▶ _What this task involves_
Copy out all the lines where "드리워져" shows up.

▶ _Record extracts_
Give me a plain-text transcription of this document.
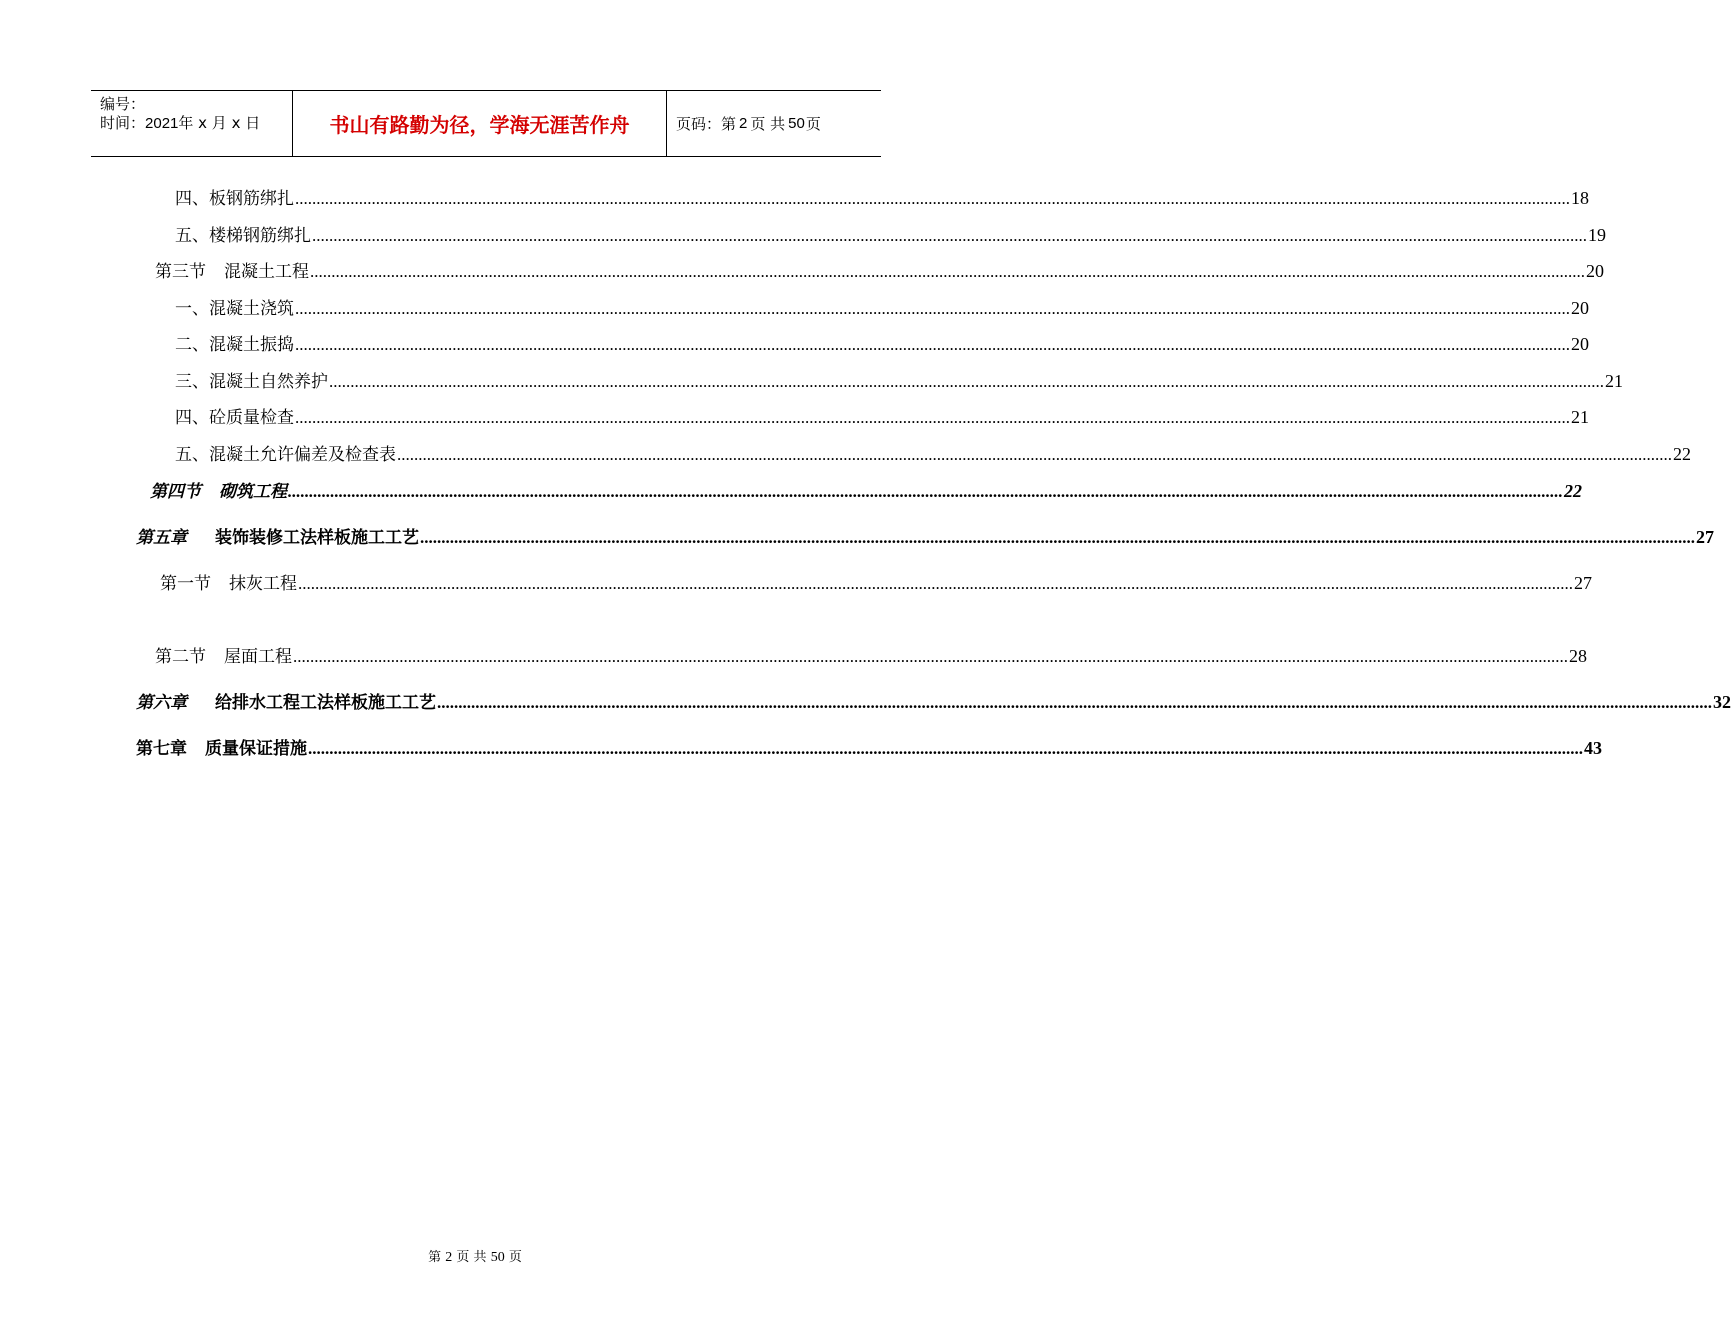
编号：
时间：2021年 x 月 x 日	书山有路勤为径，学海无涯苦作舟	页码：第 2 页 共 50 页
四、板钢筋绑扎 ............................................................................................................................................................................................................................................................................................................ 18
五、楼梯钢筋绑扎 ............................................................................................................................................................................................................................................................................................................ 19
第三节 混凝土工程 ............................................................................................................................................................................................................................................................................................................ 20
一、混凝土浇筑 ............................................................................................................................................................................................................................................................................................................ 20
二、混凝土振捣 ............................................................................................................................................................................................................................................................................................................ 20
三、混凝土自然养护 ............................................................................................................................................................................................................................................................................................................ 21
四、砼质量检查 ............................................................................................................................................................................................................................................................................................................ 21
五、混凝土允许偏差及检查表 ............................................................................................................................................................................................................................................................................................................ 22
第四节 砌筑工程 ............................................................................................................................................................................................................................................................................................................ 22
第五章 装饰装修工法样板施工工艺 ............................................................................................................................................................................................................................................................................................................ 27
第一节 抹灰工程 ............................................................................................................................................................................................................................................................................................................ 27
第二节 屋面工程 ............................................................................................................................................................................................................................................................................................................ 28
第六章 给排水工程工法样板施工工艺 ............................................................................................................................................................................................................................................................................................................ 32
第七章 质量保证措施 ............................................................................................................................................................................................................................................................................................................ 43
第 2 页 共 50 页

...

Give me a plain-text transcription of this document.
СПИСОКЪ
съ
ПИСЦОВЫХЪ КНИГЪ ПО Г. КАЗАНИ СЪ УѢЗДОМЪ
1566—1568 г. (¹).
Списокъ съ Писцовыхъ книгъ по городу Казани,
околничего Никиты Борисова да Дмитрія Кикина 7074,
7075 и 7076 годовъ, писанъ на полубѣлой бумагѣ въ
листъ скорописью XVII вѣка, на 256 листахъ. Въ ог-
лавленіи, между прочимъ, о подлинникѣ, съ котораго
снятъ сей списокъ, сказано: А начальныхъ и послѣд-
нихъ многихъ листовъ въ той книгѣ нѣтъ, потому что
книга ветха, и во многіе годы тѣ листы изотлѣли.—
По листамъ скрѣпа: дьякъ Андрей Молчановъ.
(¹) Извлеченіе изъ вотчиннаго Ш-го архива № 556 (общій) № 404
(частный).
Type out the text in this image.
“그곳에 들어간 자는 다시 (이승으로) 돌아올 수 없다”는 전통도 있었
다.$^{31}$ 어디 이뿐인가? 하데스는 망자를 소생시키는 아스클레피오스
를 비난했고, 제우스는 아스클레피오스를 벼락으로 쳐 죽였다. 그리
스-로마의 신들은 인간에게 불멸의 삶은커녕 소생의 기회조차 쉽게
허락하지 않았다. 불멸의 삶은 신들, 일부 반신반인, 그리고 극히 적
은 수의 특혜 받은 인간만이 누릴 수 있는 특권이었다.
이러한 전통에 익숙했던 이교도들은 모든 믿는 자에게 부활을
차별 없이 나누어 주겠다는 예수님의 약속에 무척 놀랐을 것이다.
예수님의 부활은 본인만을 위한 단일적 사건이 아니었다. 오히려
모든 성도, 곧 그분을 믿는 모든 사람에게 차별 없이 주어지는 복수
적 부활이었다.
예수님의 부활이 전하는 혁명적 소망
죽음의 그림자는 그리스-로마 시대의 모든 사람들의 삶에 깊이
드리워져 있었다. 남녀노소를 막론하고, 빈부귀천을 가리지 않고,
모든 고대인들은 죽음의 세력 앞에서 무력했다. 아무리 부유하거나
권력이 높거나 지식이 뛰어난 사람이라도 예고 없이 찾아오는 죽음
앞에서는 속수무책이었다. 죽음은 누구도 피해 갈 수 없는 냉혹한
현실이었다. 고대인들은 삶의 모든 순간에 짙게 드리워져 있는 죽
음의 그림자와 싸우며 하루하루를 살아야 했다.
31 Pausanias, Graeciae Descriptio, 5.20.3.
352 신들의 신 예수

▶ _Output below_
드리워져 있었다. 남녀노소를 막론하고, 빈부귀천을 가리지 않고,
현실이었다. 고대인들은 삶의 모든 순간에 짙게 드리워져 있는 죽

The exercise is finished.